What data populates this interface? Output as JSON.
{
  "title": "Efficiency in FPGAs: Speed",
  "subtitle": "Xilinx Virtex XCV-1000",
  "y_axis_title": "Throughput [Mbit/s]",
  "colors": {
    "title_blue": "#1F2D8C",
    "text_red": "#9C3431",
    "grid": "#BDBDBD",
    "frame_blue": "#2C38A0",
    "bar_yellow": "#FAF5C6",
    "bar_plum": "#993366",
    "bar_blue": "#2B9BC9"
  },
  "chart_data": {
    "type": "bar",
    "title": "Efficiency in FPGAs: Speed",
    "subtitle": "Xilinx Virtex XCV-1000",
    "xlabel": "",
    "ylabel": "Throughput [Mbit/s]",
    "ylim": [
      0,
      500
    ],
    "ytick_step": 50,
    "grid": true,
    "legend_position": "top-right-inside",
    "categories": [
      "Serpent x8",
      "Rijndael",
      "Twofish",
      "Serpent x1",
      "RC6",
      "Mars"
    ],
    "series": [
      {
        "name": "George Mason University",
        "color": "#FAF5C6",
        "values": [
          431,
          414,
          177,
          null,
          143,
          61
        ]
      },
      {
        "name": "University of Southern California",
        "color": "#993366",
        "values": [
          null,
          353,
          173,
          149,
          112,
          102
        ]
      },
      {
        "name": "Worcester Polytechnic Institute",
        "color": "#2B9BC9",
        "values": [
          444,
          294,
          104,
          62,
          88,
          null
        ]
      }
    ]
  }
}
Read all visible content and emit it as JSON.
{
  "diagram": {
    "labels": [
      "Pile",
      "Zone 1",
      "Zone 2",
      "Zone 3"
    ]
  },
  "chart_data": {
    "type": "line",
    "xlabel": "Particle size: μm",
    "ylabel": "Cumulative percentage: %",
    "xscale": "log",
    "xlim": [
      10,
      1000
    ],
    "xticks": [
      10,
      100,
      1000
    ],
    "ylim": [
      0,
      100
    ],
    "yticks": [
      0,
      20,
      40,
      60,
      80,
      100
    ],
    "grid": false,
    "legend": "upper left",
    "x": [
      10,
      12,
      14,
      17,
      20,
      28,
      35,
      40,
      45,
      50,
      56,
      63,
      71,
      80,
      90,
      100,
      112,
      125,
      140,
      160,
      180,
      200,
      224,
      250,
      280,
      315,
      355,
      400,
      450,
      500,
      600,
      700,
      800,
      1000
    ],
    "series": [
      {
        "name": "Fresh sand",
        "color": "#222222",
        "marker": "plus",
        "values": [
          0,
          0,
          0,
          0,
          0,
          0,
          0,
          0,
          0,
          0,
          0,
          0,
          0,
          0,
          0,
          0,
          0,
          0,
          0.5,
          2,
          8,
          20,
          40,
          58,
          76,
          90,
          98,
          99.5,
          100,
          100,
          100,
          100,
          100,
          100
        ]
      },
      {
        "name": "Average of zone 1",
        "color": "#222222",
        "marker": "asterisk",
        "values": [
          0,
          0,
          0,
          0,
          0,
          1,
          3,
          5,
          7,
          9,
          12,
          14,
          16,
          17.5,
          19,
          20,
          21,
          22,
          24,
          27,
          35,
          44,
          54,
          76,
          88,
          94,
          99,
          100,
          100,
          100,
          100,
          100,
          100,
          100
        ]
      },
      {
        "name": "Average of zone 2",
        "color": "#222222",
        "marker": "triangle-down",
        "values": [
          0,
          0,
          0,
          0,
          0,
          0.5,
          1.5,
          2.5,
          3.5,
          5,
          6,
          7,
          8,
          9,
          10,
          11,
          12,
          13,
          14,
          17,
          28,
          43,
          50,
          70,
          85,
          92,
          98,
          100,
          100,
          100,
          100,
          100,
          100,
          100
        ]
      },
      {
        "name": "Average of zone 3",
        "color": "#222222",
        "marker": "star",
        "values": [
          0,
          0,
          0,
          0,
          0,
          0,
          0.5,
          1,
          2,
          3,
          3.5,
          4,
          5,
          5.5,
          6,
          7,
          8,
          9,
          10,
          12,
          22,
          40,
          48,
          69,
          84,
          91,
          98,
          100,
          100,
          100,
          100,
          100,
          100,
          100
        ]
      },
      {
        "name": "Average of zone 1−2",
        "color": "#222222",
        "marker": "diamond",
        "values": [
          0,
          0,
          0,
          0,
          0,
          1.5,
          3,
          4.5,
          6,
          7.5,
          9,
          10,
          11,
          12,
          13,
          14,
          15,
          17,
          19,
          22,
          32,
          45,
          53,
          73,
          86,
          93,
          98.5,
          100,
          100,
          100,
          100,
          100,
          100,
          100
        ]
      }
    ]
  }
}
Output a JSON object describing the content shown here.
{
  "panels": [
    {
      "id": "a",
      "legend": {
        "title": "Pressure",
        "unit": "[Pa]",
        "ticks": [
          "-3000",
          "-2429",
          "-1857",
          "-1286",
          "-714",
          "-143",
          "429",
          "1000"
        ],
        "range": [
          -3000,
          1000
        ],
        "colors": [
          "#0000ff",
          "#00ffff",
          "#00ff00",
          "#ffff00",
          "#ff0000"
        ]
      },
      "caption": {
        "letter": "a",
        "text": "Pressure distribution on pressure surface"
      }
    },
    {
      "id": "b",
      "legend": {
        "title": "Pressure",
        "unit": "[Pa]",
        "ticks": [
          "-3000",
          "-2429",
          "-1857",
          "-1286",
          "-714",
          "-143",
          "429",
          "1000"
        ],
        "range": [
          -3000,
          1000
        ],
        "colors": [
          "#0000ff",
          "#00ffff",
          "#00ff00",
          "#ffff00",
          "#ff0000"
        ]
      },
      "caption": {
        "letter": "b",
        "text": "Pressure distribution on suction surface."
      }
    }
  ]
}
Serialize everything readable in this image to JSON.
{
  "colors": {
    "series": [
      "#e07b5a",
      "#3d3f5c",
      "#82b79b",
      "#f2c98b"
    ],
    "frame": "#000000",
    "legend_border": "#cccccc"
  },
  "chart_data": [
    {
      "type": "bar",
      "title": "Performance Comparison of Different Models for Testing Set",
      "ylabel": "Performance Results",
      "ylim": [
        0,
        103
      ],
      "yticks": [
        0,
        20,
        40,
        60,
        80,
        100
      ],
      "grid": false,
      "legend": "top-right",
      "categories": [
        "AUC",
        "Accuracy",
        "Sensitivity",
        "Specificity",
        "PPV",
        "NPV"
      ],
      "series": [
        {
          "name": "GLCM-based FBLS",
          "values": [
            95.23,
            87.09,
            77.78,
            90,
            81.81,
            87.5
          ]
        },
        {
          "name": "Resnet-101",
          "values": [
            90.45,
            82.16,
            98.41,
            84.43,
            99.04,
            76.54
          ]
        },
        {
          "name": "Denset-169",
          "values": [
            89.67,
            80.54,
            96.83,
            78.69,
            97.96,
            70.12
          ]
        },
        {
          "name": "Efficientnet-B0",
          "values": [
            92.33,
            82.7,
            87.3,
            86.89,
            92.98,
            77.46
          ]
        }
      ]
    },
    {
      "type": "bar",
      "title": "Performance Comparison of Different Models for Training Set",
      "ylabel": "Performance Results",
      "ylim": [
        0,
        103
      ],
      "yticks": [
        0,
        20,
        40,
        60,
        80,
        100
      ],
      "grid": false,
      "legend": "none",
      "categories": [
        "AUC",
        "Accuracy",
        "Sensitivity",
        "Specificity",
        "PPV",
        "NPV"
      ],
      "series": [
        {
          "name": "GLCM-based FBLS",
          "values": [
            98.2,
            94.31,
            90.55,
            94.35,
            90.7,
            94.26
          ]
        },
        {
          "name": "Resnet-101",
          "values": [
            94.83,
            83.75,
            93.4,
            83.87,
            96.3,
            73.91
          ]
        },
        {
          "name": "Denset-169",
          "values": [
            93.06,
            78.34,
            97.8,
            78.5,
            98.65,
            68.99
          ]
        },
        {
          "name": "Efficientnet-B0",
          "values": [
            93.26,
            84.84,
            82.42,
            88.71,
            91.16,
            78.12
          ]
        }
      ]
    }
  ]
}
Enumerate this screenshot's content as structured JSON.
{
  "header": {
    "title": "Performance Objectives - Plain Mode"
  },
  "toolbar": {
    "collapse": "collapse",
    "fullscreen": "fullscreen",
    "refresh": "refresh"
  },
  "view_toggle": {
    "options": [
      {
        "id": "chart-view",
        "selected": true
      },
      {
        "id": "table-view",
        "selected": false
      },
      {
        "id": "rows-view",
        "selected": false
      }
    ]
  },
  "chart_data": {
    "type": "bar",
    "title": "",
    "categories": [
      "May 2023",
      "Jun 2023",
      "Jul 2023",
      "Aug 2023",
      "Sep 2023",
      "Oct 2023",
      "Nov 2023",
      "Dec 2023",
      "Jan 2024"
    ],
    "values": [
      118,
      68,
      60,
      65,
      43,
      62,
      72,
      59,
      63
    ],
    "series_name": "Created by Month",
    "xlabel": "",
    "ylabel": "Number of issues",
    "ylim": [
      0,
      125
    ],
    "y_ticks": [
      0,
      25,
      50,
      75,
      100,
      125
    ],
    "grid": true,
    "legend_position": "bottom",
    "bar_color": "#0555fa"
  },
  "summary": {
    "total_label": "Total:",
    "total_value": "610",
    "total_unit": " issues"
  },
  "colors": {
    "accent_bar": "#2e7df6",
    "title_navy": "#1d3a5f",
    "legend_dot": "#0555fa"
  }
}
************
» Set task
Show the lines that mention the word "content".

» Result of the exercise
Read all visible content and emit it as JSON.
Output a JSON object describing the content shown here.
Enumerate this screenshot's content as structured JSON.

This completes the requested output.